◆ **Task requirements**
Which lines in the material below contain the word "corriente"? Copy each of them.

◆ **Input data**
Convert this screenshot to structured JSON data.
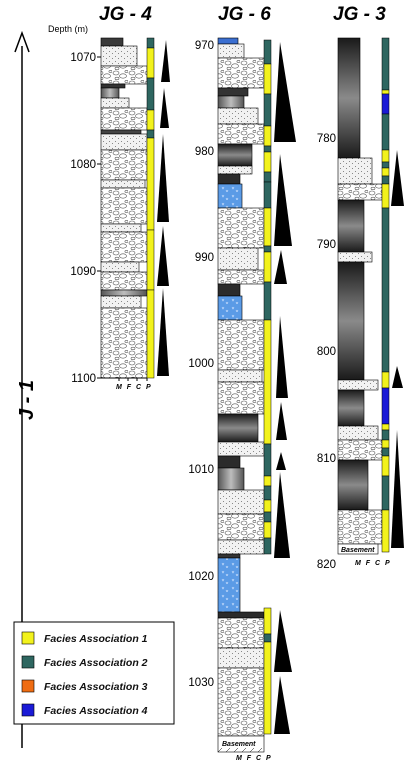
{
  "axis_label": "J - 1",
  "depth_header": "Depth (m)",
  "grain_scale": "M F C P",
  "basement_label": "Basement",
  "wells": [
    {
      "name": "JG - 4",
      "depths": [
        "1070",
        "1080",
        "1090",
        "1100"
      ]
    },
    {
      "name": "JG - 6",
      "depths": [
        "970",
        "980",
        "990",
        "1000",
        "1010",
        "1020",
        "1030"
      ]
    },
    {
      "name": "JG - 3",
      "depths": [
        "780",
        "790",
        "800",
        "810",
        "820"
      ]
    }
  ],
  "legend": [
    {
      "label": "Facies Association 1",
      "color": "#f2f21c"
    },
    {
      "label": "Facies Association 2",
      "color": "#2e6660"
    },
    {
      "label": "Facies Association 3",
      "color": "#ef6c12"
    },
    {
      "label": "Facies Association 4",
      "color": "#1a1ad6"
    }
  ]
}
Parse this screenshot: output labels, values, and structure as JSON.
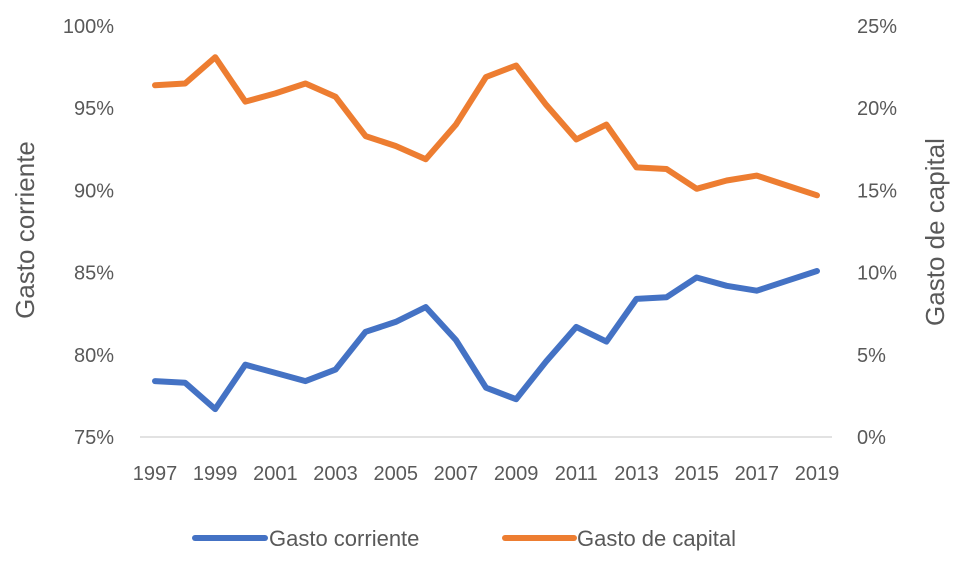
{
  "chart_data": {
    "type": "line",
    "x": [
      "1997",
      "1998",
      "1999",
      "2000",
      "2001",
      "2002",
      "2003",
      "2004",
      "2005",
      "2006",
      "2007",
      "2008",
      "2009",
      "2010",
      "2011",
      "2012",
      "2013",
      "2014",
      "2015",
      "2016",
      "2017",
      "2018",
      "2019"
    ],
    "x_tick_labels": [
      "1997",
      "1999",
      "2001",
      "2003",
      "2005",
      "2007",
      "2009",
      "2011",
      "2013",
      "2015",
      "2017",
      "2019"
    ],
    "y_left": {
      "label": "Gasto corriente",
      "ylim": [
        75,
        100
      ],
      "ticks": [
        "75%",
        "80%",
        "85%",
        "90%",
        "95%",
        "100%"
      ]
    },
    "y_right": {
      "label": "Gasto de capital",
      "ylim": [
        0,
        25
      ],
      "ticks": [
        "0%",
        "5%",
        "10%",
        "15%",
        "20%",
        "25%"
      ]
    },
    "series": [
      {
        "name": "Gasto corriente",
        "axis": "left",
        "color": "#4472C4",
        "values": [
          78.4,
          78.3,
          76.7,
          79.4,
          78.9,
          78.4,
          79.1,
          81.4,
          82.0,
          82.9,
          80.9,
          78.0,
          77.3,
          79.6,
          81.7,
          80.8,
          83.4,
          83.5,
          84.7,
          84.2,
          83.9,
          84.5,
          85.1
        ]
      },
      {
        "name": "Gasto de capital",
        "axis": "right",
        "color": "#ED7D31",
        "values": [
          21.4,
          21.5,
          23.1,
          20.4,
          20.9,
          21.5,
          20.7,
          18.3,
          17.7,
          16.9,
          19.0,
          21.9,
          22.6,
          20.2,
          18.1,
          19.0,
          16.4,
          16.3,
          15.1,
          15.6,
          15.9,
          15.3,
          14.7
        ]
      }
    ],
    "grid": false,
    "legend": "bottom"
  }
}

◆ **The result**
      "label": "Gasto corriente",
        "name": "Gasto corriente",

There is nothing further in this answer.